- _THE REQUEST_:
Look through the data below and return each line where "JSON" appears.

(Stored items)
+===+

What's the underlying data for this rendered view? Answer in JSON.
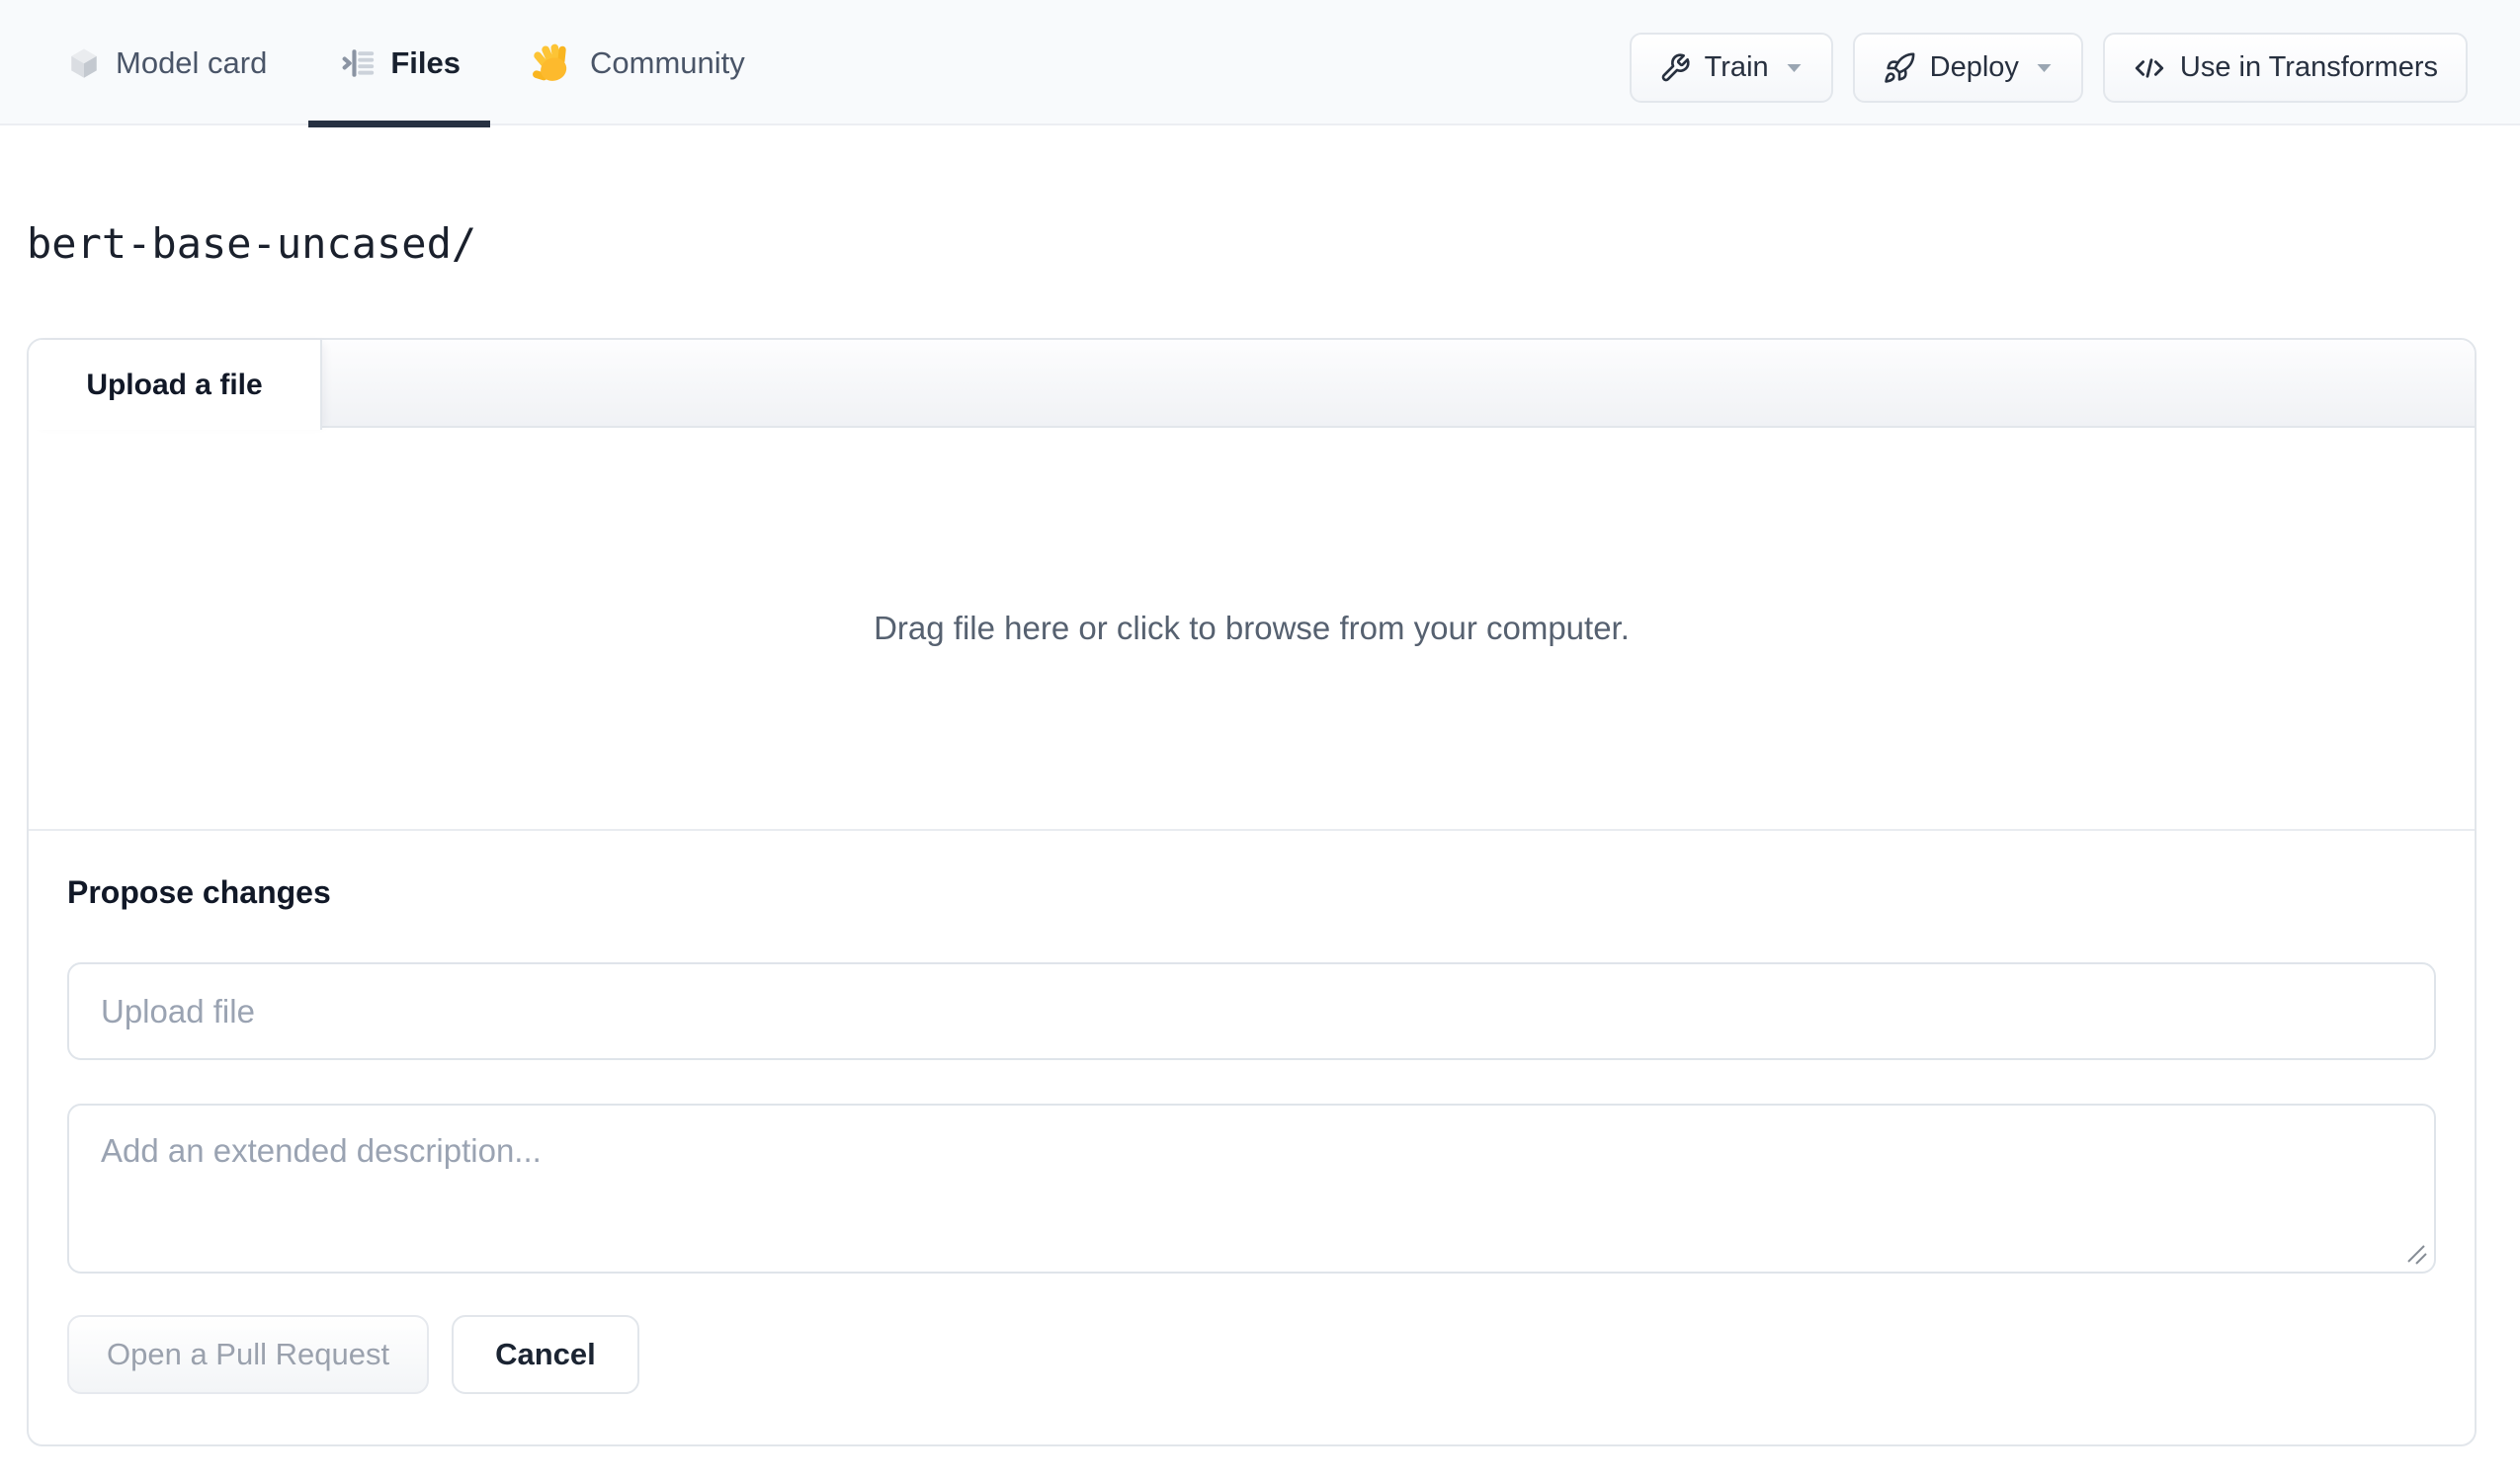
{
  "nav": {
    "tabs": [
      {
        "label": "Model card",
        "icon": "cube-icon",
        "active": false
      },
      {
        "label": "Files",
        "icon": "files-list-icon",
        "active": true
      },
      {
        "label": "Community",
        "icon": "waving-hand-icon",
        "active": false
      }
    ],
    "actions": [
      {
        "label": "Train",
        "icon": "wrench-icon",
        "has_caret": true
      },
      {
        "label": "Deploy",
        "icon": "rocket-icon",
        "has_caret": true
      },
      {
        "label": "Use in Transformers",
        "icon": "code-icon",
        "has_caret": false
      }
    ]
  },
  "breadcrumb": {
    "path": "bert-base-uncased/"
  },
  "panel": {
    "tab_label": "Upload a file",
    "dropzone_text": "Drag file here or click to browse from your computer.",
    "propose": {
      "heading": "Propose changes",
      "filename_placeholder": "Upload file",
      "description_placeholder": "Add an extended description...",
      "submit_label": "Open a Pull Request",
      "cancel_label": "Cancel"
    }
  },
  "colors": {
    "nav_background": "#f8fafc",
    "nav_border": "#eceef2",
    "active_tab_underline": "#273142",
    "text_primary": "#1a202c",
    "text_secondary": "#4a5568",
    "placeholder": "#9aa3b2",
    "panel_border": "#e2e6eb",
    "disabled_button_text": "#9aa1ad",
    "hand_emoji_yellow": "#fdbA2d"
  }
}
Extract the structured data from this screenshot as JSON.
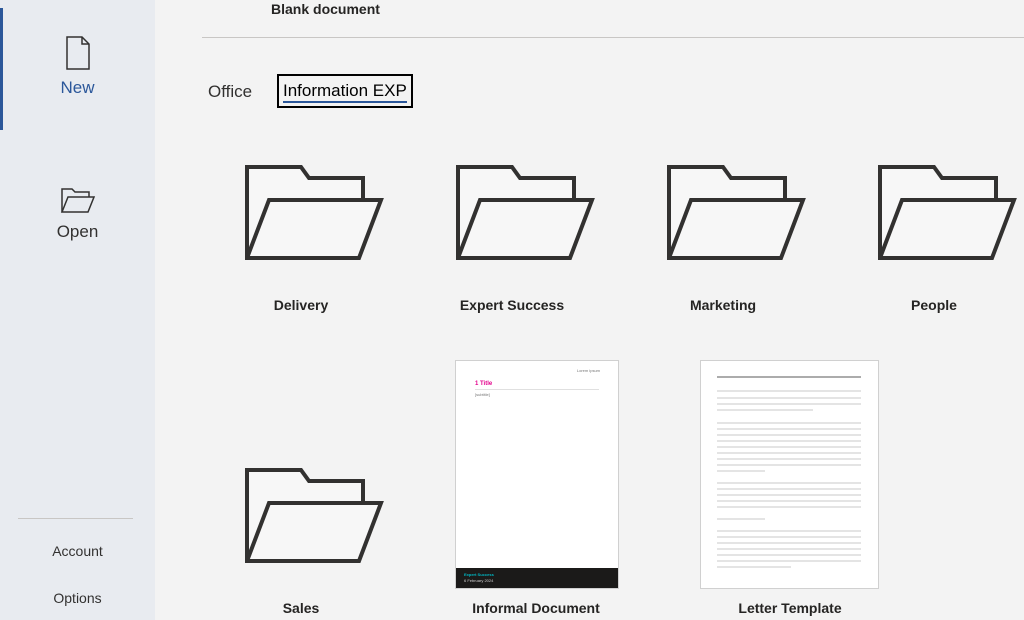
{
  "sidebar": {
    "new_label": "New",
    "open_label": "Open",
    "account_label": "Account",
    "options_label": "Options"
  },
  "main": {
    "blank_document_label": "Blank document",
    "tabs": [
      {
        "label": "Office",
        "selected": false
      },
      {
        "label": "Information EXP",
        "selected": true
      }
    ],
    "templates": [
      {
        "label": "Delivery",
        "icon": "folder-icon"
      },
      {
        "label": "Expert Success",
        "icon": "folder-icon"
      },
      {
        "label": "Marketing",
        "icon": "folder-icon"
      },
      {
        "label": "People",
        "icon": "folder-icon"
      },
      {
        "label": "Sales",
        "icon": "folder-icon"
      },
      {
        "label": "Informal Document",
        "icon": "document-thumbnail",
        "preview": {
          "heading": "1 Title",
          "subtext": "[subtitle]",
          "footer_title": "Expert Success",
          "footer_date": "6 February 2024",
          "corner": "Lorem ipsum"
        }
      },
      {
        "label": "Letter Template",
        "icon": "document-thumbnail"
      }
    ]
  },
  "colors": {
    "accent": "#2b579a",
    "sidebar_bg": "#e8ebf0",
    "main_bg": "#f3f3f3",
    "preview_heading": "#e3008c",
    "preview_footer": "#1b1a19",
    "preview_footer_text": "#00b7c3"
  }
}
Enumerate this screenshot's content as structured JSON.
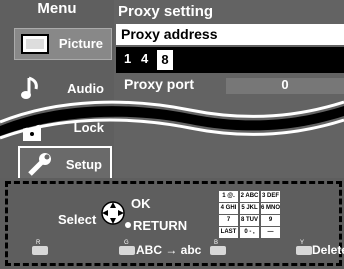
{
  "sidebar": {
    "title": "Menu",
    "items": [
      {
        "label": "Picture",
        "icon": "picture-icon"
      },
      {
        "label": "Audio",
        "icon": "music-note-icon"
      },
      {
        "label": "Lock",
        "icon": "lock-icon"
      },
      {
        "label": "Setup",
        "icon": "wrench-icon",
        "active": true
      }
    ]
  },
  "panel": {
    "title": "Proxy setting",
    "address_label": "Proxy address",
    "address_digits": [
      "1",
      "4",
      "8"
    ],
    "port_label": "Proxy port",
    "port_value": "0"
  },
  "guide": {
    "select": "Select",
    "ok": "OK",
    "return": "RETURN",
    "numpad": [
      "1 @.",
      "2 ABC",
      "3 DEF",
      "4 GHI",
      "5 JKL",
      "6 MNO",
      "7 PQRS",
      "8 TUV",
      "9 WXYZ",
      "LAST",
      "0 - ,",
      "—"
    ],
    "colors": [
      {
        "letter": "R",
        "label": ""
      },
      {
        "letter": "G",
        "label": "ABC → abc"
      },
      {
        "letter": "B",
        "label": ""
      },
      {
        "letter": "Y",
        "label": "Delete"
      }
    ]
  },
  "colors": {
    "background": "#000000",
    "panel": "#636363",
    "sidebar": "#5f5f5f",
    "text": "#ffffff"
  }
}
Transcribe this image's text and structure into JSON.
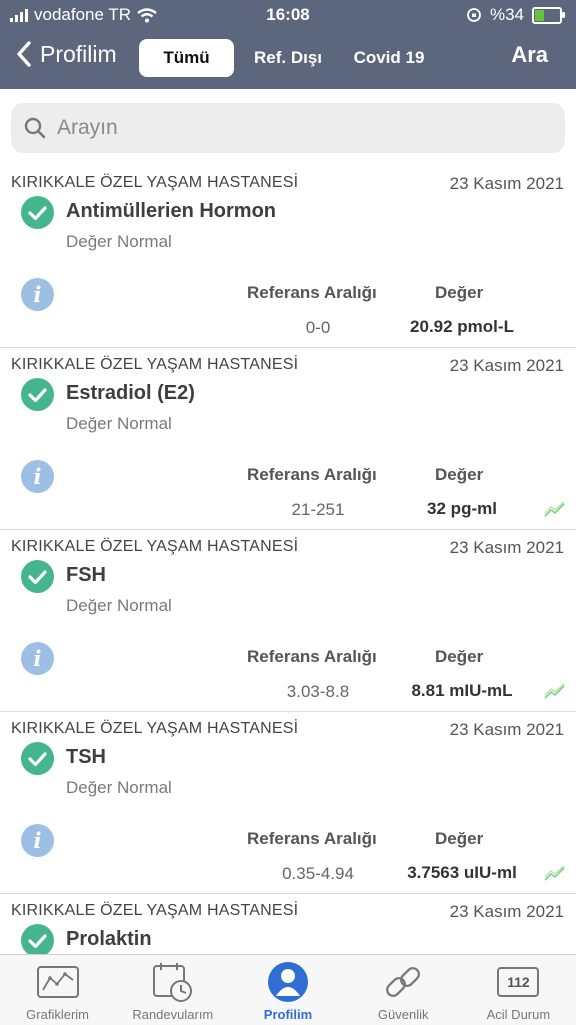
{
  "status_bar": {
    "carrier": "vodafone TR",
    "time": "16:08",
    "battery": "%34"
  },
  "header": {
    "back_label": "Profilim",
    "segments": [
      {
        "label": "Tümü",
        "active": true
      },
      {
        "label": "Ref. Dışı",
        "active": false
      },
      {
        "label": "Covid 19",
        "active": false
      }
    ],
    "search_action": "Ara"
  },
  "search": {
    "placeholder": "Arayın"
  },
  "results": [
    {
      "hospital": "KIRIKKALE ÖZEL YAŞAM HASTANESİ",
      "date": "23 Kasım 2021",
      "test": "Antimüllerien Hormon",
      "status": "Değer Normal",
      "ref_label": "Referans Aralığı",
      "value_label": "Değer",
      "ref_range": "0-0",
      "value": "20.92 pmol-L",
      "has_trend": false
    },
    {
      "hospital": "KIRIKKALE ÖZEL YAŞAM HASTANESİ",
      "date": "23 Kasım 2021",
      "test": "Estradiol (E2)",
      "status": "Değer Normal",
      "ref_label": "Referans Aralığı",
      "value_label": "Değer",
      "ref_range": "21-251",
      "value": "32 pg-ml",
      "has_trend": true
    },
    {
      "hospital": "KIRIKKALE ÖZEL YAŞAM HASTANESİ",
      "date": "23 Kasım 2021",
      "test": "FSH",
      "status": "Değer Normal",
      "ref_label": "Referans Aralığı",
      "value_label": "Değer",
      "ref_range": "3.03-8.8",
      "value": "8.81 mIU-mL",
      "has_trend": true
    },
    {
      "hospital": "KIRIKKALE ÖZEL YAŞAM HASTANESİ",
      "date": "23 Kasım 2021",
      "test": "TSH",
      "status": "Değer Normal",
      "ref_label": "Referans Aralığı",
      "value_label": "Değer",
      "ref_range": "0.35-4.94",
      "value": "3.7563 uIU-ml",
      "has_trend": true
    },
    {
      "hospital": "KIRIKKALE ÖZEL YAŞAM HASTANESİ",
      "date": "23 Kasım 2021",
      "test": "Prolaktin",
      "status": "",
      "ref_label": "",
      "value_label": "",
      "ref_range": "",
      "value": "",
      "has_trend": false
    }
  ],
  "tabbar": [
    {
      "label": "Grafiklerim",
      "icon": "chart-icon",
      "active": false
    },
    {
      "label": "Randevularım",
      "icon": "calendar-clock-icon",
      "active": false
    },
    {
      "label": "Profilim",
      "icon": "profile-icon",
      "active": true
    },
    {
      "label": "Güvenlik",
      "icon": "link-icon",
      "active": false
    },
    {
      "label": "Acil Durum",
      "icon": "emergency-112-icon",
      "text": "112",
      "active": false
    }
  ],
  "colors": {
    "header_bg": "#5c677d",
    "check_green": "#45b58c",
    "info_blue": "#9dbfe3",
    "active_tab": "#2f6fd4"
  }
}
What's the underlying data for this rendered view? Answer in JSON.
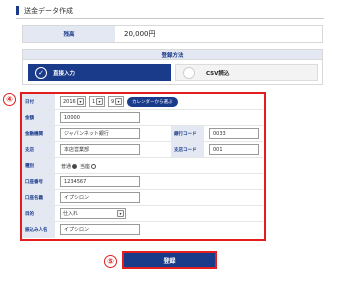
{
  "page": {
    "title": "送金データ作成"
  },
  "balance": {
    "label": "残高",
    "value": "20,000円"
  },
  "method": {
    "header": "登録方法",
    "options": [
      {
        "label": "直接入力",
        "selected": true
      },
      {
        "label": "CSV読込",
        "selected": false
      }
    ]
  },
  "callouts": {
    "form": "④",
    "submit": "⑤"
  },
  "form": {
    "date": {
      "label": "日付",
      "year": "2016",
      "month": "1",
      "day": "9",
      "calendar_button": "カレンダーから選ぶ"
    },
    "amount": {
      "label": "金額",
      "value": "10000"
    },
    "bank": {
      "label": "金融機関",
      "value": "ジャパンネット銀行",
      "code_label": "銀行コード",
      "code_value": "0033"
    },
    "branch": {
      "label": "支店",
      "value": "本店営業部",
      "code_label": "支店コード",
      "code_value": "001"
    },
    "account_type": {
      "label": "種別",
      "options": [
        "普通",
        "当座"
      ],
      "selected": "普通"
    },
    "account_number": {
      "label": "口座番号",
      "value": "1234567"
    },
    "account_name": {
      "label": "口座名義",
      "value": "イプシロン"
    },
    "purpose": {
      "label": "目的",
      "value": "仕入れ"
    },
    "remitter": {
      "label": "振込み人名",
      "value": "イプシロン"
    }
  },
  "submit": {
    "label": "登録"
  },
  "colors": {
    "accent": "#1a3a8a",
    "highlight": "#e41e1e",
    "label_bg": "#e3e8f2"
  }
}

+===+

- _EXERCISE RESULT_:
What's the underlying data for this rendered view? Answer in JSON.
Extract the structured data from this screenshot as JSON.
Enumerate this screenshot's content as structured JSON.
Transcribe this image's text and structure into JSON.
What's the underlying data for this rendered view? Answer in JSON.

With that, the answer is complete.